===== WORKING DATA

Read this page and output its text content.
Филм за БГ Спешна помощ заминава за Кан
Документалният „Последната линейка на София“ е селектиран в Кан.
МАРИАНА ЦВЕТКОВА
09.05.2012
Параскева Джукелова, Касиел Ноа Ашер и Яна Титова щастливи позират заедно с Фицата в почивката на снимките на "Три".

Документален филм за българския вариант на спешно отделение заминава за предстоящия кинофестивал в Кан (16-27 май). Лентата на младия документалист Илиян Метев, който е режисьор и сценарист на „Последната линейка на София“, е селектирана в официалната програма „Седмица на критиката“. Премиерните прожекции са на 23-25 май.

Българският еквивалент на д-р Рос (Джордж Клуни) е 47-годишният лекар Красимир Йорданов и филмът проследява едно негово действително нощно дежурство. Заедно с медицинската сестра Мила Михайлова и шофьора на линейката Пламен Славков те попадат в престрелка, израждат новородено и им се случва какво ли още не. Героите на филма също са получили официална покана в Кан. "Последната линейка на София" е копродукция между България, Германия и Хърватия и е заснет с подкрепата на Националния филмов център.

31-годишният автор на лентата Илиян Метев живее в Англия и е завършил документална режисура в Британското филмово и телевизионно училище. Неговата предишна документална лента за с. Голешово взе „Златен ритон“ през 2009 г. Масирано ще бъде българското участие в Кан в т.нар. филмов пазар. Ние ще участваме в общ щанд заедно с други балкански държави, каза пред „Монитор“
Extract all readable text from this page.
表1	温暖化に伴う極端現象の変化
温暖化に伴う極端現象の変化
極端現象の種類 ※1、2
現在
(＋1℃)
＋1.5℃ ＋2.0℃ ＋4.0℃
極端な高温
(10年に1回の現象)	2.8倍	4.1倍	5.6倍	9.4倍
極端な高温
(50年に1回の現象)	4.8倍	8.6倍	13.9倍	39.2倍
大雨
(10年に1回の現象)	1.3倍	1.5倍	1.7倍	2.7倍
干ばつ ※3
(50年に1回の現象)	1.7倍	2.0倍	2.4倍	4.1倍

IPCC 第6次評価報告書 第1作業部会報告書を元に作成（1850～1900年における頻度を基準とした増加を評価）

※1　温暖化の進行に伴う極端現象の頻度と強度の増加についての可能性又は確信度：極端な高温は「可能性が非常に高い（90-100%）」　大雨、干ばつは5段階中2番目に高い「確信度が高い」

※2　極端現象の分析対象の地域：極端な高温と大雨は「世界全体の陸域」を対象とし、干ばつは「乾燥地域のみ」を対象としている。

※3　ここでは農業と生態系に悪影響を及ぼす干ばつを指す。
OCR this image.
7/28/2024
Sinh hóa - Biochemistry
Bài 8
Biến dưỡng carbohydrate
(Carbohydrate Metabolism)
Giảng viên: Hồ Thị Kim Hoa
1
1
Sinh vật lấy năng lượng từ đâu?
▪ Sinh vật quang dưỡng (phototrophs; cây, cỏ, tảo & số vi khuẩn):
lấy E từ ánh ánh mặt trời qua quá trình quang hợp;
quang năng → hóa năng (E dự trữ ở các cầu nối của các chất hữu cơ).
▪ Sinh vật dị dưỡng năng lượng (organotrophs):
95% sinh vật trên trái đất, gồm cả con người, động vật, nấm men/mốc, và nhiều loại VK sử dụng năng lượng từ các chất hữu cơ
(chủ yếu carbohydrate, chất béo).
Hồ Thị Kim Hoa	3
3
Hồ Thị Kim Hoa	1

==========

### YOUR INSTRUCTIONS
Copy each line in the data that holds the word "page".

### EXERCISE ANSWER
Read this page and output its text content.
Extract all readable text from this page.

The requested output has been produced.